INFORMATION GIVEN —

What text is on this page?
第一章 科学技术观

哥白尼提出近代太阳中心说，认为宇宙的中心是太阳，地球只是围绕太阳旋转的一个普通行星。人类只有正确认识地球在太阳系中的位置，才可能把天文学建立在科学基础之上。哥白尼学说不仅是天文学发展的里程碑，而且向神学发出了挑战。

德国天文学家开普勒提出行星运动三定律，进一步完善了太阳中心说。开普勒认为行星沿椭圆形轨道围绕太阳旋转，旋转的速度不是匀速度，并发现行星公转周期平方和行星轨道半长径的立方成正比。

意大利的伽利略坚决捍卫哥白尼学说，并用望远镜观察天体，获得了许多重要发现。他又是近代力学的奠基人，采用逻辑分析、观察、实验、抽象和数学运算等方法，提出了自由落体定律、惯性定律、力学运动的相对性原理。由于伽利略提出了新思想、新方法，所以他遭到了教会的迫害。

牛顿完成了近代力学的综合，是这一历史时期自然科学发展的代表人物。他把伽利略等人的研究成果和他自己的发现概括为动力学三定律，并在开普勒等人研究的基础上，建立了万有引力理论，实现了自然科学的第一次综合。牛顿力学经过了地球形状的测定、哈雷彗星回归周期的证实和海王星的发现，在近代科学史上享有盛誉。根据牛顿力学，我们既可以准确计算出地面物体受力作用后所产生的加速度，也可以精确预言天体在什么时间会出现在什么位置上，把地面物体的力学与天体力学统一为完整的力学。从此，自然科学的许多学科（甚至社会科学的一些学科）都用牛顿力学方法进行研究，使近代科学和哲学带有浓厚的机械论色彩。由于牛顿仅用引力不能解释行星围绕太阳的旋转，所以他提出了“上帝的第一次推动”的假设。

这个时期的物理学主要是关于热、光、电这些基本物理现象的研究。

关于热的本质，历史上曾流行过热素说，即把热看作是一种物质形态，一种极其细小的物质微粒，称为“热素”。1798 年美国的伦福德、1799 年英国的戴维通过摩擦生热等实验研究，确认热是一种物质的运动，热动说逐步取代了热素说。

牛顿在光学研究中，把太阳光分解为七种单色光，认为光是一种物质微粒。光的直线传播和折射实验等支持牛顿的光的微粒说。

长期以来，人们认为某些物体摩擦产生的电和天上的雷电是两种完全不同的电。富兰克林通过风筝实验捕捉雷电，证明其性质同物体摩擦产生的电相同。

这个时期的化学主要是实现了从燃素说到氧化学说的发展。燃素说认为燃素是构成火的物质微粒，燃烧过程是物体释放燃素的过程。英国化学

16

WHAT THE TASK REQUIRES — Write the material out exactly, with nothing left out.

SOLUTION FOR THIS EXERCISE —
What text is on this page?
第一章 科学技术观

哥白尼提出近代太阳中心说，认为宇宙的中心是太阳，地球只是围绕太阳旋转的一个普通行星。人类只有正确认识地球在太阳系中的位置，才可能把天文学建立在科学基础之上。哥白尼学说不仅是天文学发展的里程碑，而且向神学发出了挑战。

德国天文学家开普勒提出行星运动三定律，进一步完善了太阳中心说。开普勒认为行星沿椭圆形轨道围绕太阳旋转，旋转的速度不是匀速度，并发现行星公转周期平方和行星轨道半长径的立方成正比。

意大利的伽利略坚决捍卫哥白尼学说，并用望远镜观察天体，获得了许多重要发现。他又是近代力学的奠基人，采用逻辑分析、观察、实验、抽象和数学运算等方法，提出了自由落体定律、惯性定律、力学运动的相对性原理。由于伽利略提出了新思想、新方法，所以他遭到了教会的迫害。

牛顿完成了近代力学的综合，是这一历史时期自然科学发展的代表人物。他把伽利略等人的研究成果和他自己的发现概括为动力学三定律，并在开普勒等人研究的基础上，建立了万有引力理论，实现了自然科学的第一次综合。牛顿力学经过了地球形状的测定、哈雷彗星回归周期的证实和海王星的发现，在近代科学史上享有盛誉。根据牛顿力学，我们既可以准确计算出地面物体受力作用后所产生的加速度，也可以精确预言天体在什么时间会出现在什么位置上，把地面物体的力学与天体力学统一为完整的力学。从此，自然科学的许多学科（甚至社会科学的一些学科）都用牛顿力学方法进行研究，使近代科学和哲学带有浓厚的机械论色彩。由于牛顿仅用引力不能解释行星围绕太阳的旋转，所以他提出了“上帝的第一次推动”的假设。

这个时期的物理学主要是关于热、光、电这些基本物理现象的研究。

关于热的本质，历史上曾流行过热素说，即把热看作是一种物质形态，一种极其细小的物质微粒，称为“热素”。1798 年美国的伦福德、1799 年英国的戴维通过摩擦生热等实验研究，确认热是一种物质的运动，热动说逐步取代了热素说。

牛顿在光学研究中，把太阳光分解为七种单色光，认为光是一种物质微粒。光的直线传播和折射实验等支持牛顿的光的微粒说。

长期以来，人们认为某些物体摩擦产生的电和天上的雷电是两种完全不同的电。富兰克林通过风筝实验捕捉雷电，证明其性质同物体摩擦产生的电相同。

这个时期的化学主要是实现了从燃素说到氧化学说的发展。燃素说认为燃素是构成火的物质微粒，燃烧过程是物体释放燃素的过程。英国化学

16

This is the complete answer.